Estratto del testo →

• • • • •

Vi sono anche molti casi di aziende «generative» oltre che competitive. Una bella scoperta. L’Italia ha un tasso di imprenditorialità, o imprenditività come dice il Rapporto, mediamente più basso dei suoi principali partner economici. Forse anche perché si lascia la famiglia più tardi e molti giovani, soprattutto laureati e diplomati, preferiscono andare all’estero. Sul totale dei laureati però, abbiamo una quota di lavoratori autonomi superiore a quella di altri Paesi. Il dato è ambiguo perché non è direttamente connesso a una maggiore imprenditorialità. Spesso, al contrario, è indice di precarietà.
Se invece concentriamo l’attenzione sui giovani tra i 15 e i 39 anni che sono autonomi e datori di lavoro, non liberi professionisti, il dato italiano è, per gli uomini, superiore alla media europea. Per le donne siamo al secondo posto. Il dramma è che di giovani ne abbiamo pochi.

• • • • •

Materiale di riferimento →

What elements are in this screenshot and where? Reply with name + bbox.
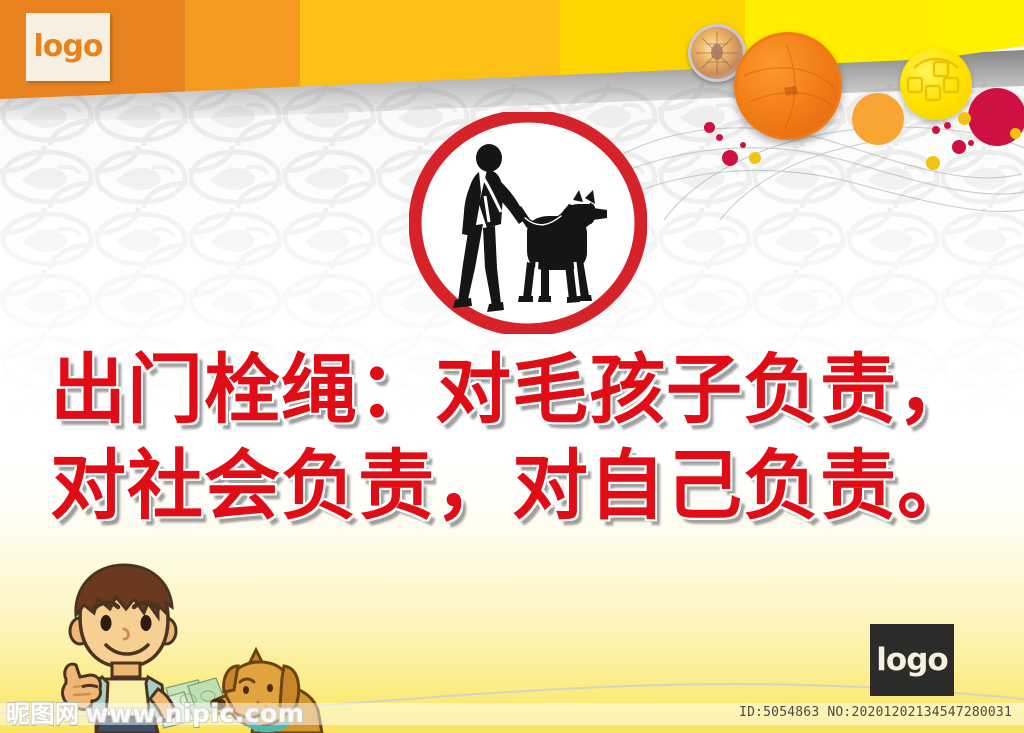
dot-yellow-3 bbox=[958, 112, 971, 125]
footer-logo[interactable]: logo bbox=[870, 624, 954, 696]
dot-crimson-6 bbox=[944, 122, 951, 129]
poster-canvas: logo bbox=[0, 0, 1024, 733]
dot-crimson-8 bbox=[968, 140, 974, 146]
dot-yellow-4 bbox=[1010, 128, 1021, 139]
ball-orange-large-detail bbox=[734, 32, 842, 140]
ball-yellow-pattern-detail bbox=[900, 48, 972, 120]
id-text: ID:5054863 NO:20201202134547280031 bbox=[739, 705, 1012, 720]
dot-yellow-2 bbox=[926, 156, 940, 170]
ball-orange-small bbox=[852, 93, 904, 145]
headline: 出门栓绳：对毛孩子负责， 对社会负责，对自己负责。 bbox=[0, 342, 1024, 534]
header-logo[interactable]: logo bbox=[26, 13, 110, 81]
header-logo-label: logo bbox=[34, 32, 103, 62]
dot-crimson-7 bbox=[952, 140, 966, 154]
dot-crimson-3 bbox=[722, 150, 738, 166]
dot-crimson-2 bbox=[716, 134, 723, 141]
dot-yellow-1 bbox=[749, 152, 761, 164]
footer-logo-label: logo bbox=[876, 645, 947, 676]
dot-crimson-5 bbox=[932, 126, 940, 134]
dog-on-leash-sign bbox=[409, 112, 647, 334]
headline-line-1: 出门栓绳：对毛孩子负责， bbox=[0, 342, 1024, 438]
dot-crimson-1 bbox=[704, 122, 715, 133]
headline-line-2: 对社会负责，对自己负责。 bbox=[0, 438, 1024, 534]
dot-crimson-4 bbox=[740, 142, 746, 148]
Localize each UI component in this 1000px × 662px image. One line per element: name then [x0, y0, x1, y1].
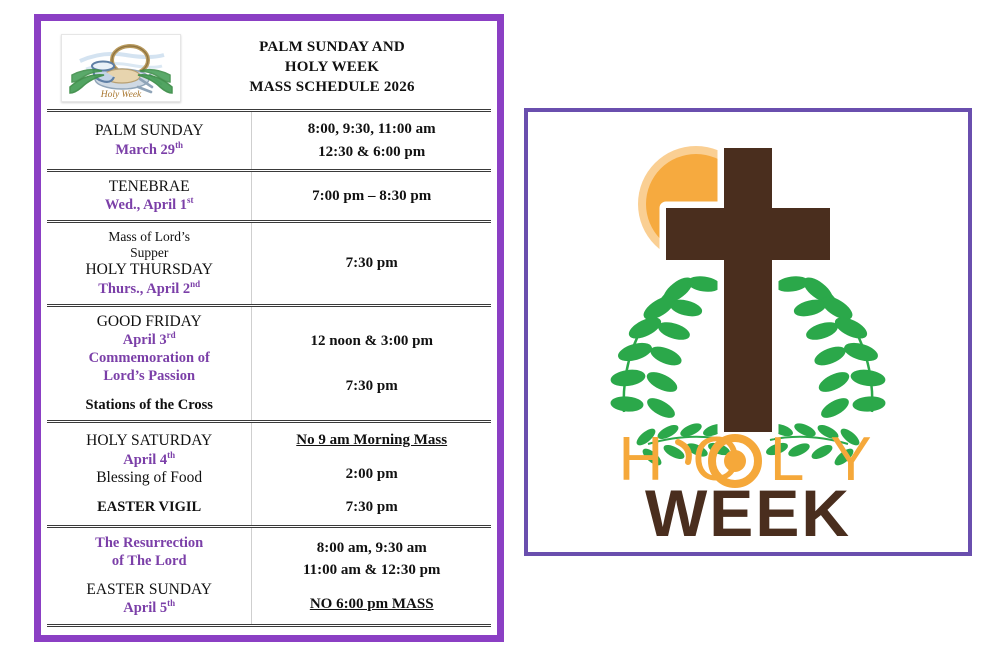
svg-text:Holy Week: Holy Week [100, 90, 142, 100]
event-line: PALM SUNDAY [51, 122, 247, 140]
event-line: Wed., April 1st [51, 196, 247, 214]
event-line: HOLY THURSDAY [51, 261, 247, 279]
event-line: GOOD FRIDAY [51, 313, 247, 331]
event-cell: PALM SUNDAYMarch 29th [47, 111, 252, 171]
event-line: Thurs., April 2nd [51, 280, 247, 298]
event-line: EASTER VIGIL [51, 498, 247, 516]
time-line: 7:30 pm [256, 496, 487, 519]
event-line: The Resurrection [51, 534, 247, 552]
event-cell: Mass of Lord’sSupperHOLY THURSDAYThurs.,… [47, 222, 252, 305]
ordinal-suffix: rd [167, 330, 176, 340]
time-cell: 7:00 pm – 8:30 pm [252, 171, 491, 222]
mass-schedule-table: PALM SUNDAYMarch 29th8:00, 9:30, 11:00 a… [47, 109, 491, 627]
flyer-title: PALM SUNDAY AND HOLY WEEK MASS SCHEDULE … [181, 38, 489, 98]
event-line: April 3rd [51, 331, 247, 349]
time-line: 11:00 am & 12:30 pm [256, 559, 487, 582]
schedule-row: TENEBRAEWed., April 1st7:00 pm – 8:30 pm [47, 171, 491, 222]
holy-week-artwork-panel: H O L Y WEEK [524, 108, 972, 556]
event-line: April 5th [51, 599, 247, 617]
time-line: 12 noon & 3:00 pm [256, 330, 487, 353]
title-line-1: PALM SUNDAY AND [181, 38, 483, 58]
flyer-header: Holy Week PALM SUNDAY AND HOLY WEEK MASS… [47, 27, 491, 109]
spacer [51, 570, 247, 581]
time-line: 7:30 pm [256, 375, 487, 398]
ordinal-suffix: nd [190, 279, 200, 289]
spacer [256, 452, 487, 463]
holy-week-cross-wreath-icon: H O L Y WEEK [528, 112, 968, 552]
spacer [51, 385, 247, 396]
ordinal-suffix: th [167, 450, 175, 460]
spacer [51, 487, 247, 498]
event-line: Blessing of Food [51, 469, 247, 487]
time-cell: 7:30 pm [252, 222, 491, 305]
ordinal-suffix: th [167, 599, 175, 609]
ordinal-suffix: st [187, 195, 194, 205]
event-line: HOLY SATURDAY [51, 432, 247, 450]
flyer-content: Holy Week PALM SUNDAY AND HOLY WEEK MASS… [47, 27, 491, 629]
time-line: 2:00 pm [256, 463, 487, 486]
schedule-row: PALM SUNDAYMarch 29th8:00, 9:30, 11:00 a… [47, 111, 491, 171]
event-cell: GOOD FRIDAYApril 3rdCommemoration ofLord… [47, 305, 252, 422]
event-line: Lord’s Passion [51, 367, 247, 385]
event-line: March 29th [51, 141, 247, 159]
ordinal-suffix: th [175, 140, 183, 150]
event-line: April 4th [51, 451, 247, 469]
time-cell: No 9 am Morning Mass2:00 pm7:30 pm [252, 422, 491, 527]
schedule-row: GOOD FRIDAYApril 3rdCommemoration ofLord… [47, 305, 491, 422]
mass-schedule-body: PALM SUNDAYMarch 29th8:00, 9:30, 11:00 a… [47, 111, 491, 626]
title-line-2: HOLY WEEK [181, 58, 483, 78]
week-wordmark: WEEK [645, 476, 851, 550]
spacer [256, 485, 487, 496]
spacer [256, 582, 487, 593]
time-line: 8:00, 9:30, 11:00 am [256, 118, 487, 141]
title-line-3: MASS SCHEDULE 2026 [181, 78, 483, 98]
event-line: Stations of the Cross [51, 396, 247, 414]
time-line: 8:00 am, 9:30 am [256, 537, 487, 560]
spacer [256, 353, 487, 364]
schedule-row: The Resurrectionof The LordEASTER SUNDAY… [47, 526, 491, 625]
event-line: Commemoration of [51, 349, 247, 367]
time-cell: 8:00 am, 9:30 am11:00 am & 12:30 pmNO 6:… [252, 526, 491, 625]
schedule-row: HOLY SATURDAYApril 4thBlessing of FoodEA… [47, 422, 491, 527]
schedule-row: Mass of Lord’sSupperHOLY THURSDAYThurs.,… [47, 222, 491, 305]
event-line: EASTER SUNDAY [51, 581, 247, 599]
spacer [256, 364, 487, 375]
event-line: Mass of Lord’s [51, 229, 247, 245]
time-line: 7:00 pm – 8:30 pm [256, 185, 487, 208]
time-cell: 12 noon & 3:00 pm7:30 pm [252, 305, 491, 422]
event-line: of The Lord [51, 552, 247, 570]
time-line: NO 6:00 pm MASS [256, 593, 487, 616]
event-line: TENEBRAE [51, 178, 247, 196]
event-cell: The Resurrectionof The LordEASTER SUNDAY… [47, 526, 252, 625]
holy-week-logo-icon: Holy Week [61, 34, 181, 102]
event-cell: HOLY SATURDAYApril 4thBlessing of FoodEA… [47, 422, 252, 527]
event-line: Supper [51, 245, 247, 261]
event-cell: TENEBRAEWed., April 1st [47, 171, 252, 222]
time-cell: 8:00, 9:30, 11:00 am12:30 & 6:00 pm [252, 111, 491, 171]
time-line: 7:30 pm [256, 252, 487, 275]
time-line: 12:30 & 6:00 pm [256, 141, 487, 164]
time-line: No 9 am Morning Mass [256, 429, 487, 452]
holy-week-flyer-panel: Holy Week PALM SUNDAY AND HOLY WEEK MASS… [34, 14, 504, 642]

• • • • •

Compito assegnato A →
Secondo il brano sull'imprenditorialità in Italia, perché la quota di lavoratori autonomi tra i laureati è un dato ambiguo?
Compito assegnato B →
Elenchi tutte le categorie di lavoratori nominate nel brano sull'imprenditorialità in Italia.
Compito assegnato C →
Estragga dal brano sull'imprenditorialità in Italia il passo che va da "Vi sono anche" fino a "indice di precarietà.".

Risposta al compito A →
Perché non è direttamente connessa a una maggiore imprenditorialità. Spesso, al contrario, è indice di precarietà.

Risposta al compito B →
- lavoratori autonomi
- datori di lavoro
- liberi professionisti

Risposta al compito C →
Vi sono anche molti casi di aziende «generative» oltre che competitive. Una bella scoperta. L’Italia ha un tasso di imprenditorialità, o imprenditività come dice il Rapporto, mediamente più basso dei suoi principali partner economici. Forse anche perché si lascia la famiglia più tardi e molti giovani, soprattutto laureati e diplomati, preferiscono andare all’estero. Sul totale dei laureati però, abbiamo una quota di lavoratori autonomi superiore a quella di altri Paesi. Il dato è ambiguo perché non è direttamente connesso a una maggiore imprenditorialità. Spesso, al contrario, è indice di precarietà.